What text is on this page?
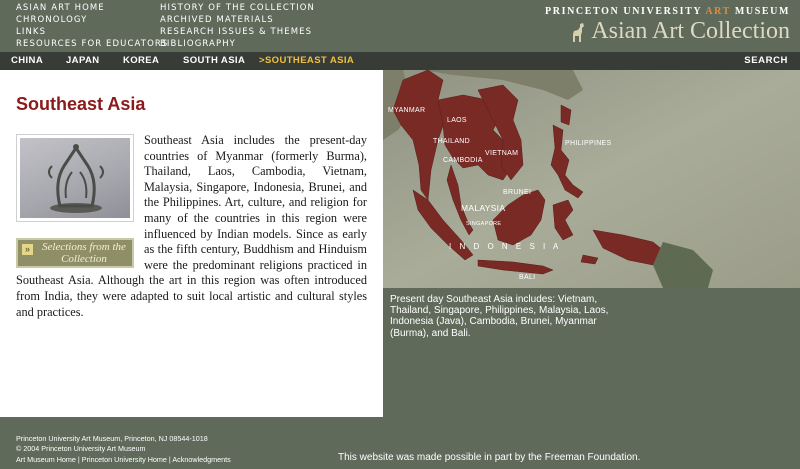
ASIAN ART HOME
CHRONOLOGY
LINKS
RESOURCES FOR EDUCATORS
HISTORY OF THE COLLECTION
ARCHIVED MATERIALS
RESEARCH ISSUES & THEMES
BIBLIOGRAPHY
PRINCETON UNIVERSITY ART MUSEUM
Asian Art Collection
CHINA JAPAN KOREA SOUTH ASIA >SOUTHEAST ASIA	SEARCH
Southeast Asia
»	Selections from the Collection
Southeast Asia includes the present-day countries of Myanmar (formerly Burma), Thailand, Laos, Cambodia, Vietnam, Malaysia, Singapore, Indonesia, Brunei, and the Philippines. Art, culture, and religion for many of the countries in this region were influenced by Indian models. Since as early as the fifth century, Buddhism and Hinduism were the predominant religions practiced in Southeast Asia. Although the art in this region was often introduced from India, they were adapted to suit local artistic and cultural styles and practices.
MYANMAR
LAOS
THAILAND
CAMBODIA
VIETNAM
PHILIPPINES
BRUNEI
MALAYSIA
SINGAPORE
I N D O N E S I A
BALI
Present day Southeast Asia includes: Vietnam, Thailand, Singapore, Philippines, Malaysia, Laos, Indonesia (Java), Cambodia, Brunei, Myanmar (Burma), and Bali.
Princeton University Art Museum, Princeton, NJ 08544-1018
© 2004 Princeton University Art Museum
Art Museum Home | Princeton University Home | Acknowledgments	This website was made possible in part by the Freeman Foundation.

◆ ◆ ◆ ◆ ◆ ◆ ◆

Keep the pictures out and write out the records exactly.

• **Answer below**:
What text is on this page?
ASIAN ART HOME
CHRONOLOGY
LINKS
RESOURCES FOR EDUCATORS
HISTORY OF THE COLLECTION
ARCHIVED MATERIALS
RESEARCH ISSUES & THEMES
BIBLIOGRAPHY
PRINCETON UNIVERSITY ART MUSEUM
Asian Art Collection
CHINA JAPAN KOREA SOUTH ASIA >SOUTHEAST ASIA	SEARCH
Southeast Asia
»	Selections from the Collection
Southeast Asia includes the present-day countries of Myanmar (formerly Burma), Thailand, Laos, Cambodia, Vietnam, Malaysia, Singapore, Indonesia, Brunei, and the Philippines. Art, culture, and religion for many of the countries in this region were influenced by Indian models. Since as early as the fifth century, Buddhism and Hinduism were the predominant religions practiced in Southeast Asia. Although the art in this region was often introduced from India, they were adapted to suit local artistic and cultural styles and practices.
MYANMAR
LAOS
THAILAND
CAMBODIA
VIETNAM
PHILIPPINES
BRUNEI
MALAYSIA
SINGAPORE
I N D O N E S I A
BALI
Present day Southeast Asia includes: Vietnam, Thailand, Singapore, Philippines, Malaysia, Laos, Indonesia (Java), Cambodia, Brunei, Myanmar (Burma), and Bali.
Princeton University Art Museum, Princeton, NJ 08544-1018
© 2004 Princeton University Art Museum
Art Museum Home | Princeton University Home | Acknowledgments	This website was made possible in part by the Freeman Foundation.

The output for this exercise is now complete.